Collected data entries
⁂

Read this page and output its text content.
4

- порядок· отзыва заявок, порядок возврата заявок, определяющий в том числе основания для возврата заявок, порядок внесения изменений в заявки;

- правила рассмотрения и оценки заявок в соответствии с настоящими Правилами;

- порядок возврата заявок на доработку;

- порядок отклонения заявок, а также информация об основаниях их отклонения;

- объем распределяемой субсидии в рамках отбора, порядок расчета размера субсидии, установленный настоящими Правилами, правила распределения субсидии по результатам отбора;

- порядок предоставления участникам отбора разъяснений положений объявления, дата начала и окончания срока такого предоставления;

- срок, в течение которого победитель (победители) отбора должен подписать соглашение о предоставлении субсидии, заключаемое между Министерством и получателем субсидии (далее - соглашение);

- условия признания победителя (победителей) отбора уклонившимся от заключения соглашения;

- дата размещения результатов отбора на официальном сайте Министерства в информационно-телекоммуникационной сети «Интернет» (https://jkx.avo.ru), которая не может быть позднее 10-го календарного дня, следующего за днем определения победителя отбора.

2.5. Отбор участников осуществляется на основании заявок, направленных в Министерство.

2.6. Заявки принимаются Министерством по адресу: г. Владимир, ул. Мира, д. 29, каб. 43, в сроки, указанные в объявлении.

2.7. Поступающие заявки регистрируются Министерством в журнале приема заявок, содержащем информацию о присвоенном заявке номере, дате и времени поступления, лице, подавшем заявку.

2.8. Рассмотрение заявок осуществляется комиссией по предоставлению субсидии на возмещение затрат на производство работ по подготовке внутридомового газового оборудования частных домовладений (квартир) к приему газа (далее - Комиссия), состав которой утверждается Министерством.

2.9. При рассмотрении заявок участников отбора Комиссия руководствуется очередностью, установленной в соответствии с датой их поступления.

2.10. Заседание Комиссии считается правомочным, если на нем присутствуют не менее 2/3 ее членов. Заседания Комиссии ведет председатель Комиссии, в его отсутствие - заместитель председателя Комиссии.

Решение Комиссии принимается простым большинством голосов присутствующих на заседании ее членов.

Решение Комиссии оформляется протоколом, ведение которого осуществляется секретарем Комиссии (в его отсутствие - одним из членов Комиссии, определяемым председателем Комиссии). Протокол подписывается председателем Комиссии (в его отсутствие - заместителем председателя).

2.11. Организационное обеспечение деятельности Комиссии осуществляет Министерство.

⁂

Every line of the data above should be reproduced word for word.

Read this page and output its text content.
4

- порядок· отзыва заявок, порядок возврата заявок, определяющий в том числе основания для возврата заявок, порядок внесения изменений в заявки;

- правила рассмотрения и оценки заявок в соответствии с настоящими Правилами;

- порядок возврата заявок на доработку;

- порядок отклонения заявок, а также информация об основаниях их отклонения;

- объем распределяемой субсидии в рамках отбора, порядок расчета размера субсидии, установленный настоящими Правилами, правила распределения субсидии по результатам отбора;

- порядок предоставления участникам отбора разъяснений положений объявления, дата начала и окончания срока такого предоставления;

- срок, в течение которого победитель (победители) отбора должен подписать соглашение о предоставлении субсидии, заключаемое между Министерством и получателем субсидии (далее - соглашение);

- условия признания победителя (победителей) отбора уклонившимся от заключения соглашения;

- дата размещения результатов отбора на официальном сайте Министерства в информационно-телекоммуникационной сети «Интернет» (https://jkx.avo.ru), которая не может быть позднее 10-го календарного дня, следующего за днем определения победителя отбора.

2.5. Отбор участников осуществляется на основании заявок, направленных в Министерство.

2.6. Заявки принимаются Министерством по адресу: г. Владимир, ул. Мира, д. 29, каб. 43, в сроки, указанные в объявлении.

2.7. Поступающие заявки регистрируются Министерством в журнале приема заявок, содержащем информацию о присвоенном заявке номере, дате и времени поступления, лице, подавшем заявку.

2.8. Рассмотрение заявок осуществляется комиссией по предоставлению субсидии на возмещение затрат на производство работ по подготовке внутридомового газового оборудования частных домовладений (квартир) к приему газа (далее - Комиссия), состав которой утверждается Министерством.

2.9. При рассмотрении заявок участников отбора Комиссия руководствуется очередностью, установленной в соответствии с датой их поступления.

2.10. Заседание Комиссии считается правомочным, если на нем присутствуют не менее 2/3 ее членов. Заседания Комиссии ведет председатель Комиссии, в его отсутствие - заместитель председателя Комиссии.

Решение Комиссии принимается простым большинством голосов присутствующих на заседании ее членов.

Решение Комиссии оформляется протоколом, ведение которого осуществляется секретарем Комиссии (в его отсутствие - одним из членов Комиссии, определяемым председателем Комиссии). Протокол подписывается председателем Комиссии (в его отсутствие - заместителем председателя).

2.11. Организационное обеспечение деятельности Комиссии осуществляет Министерство.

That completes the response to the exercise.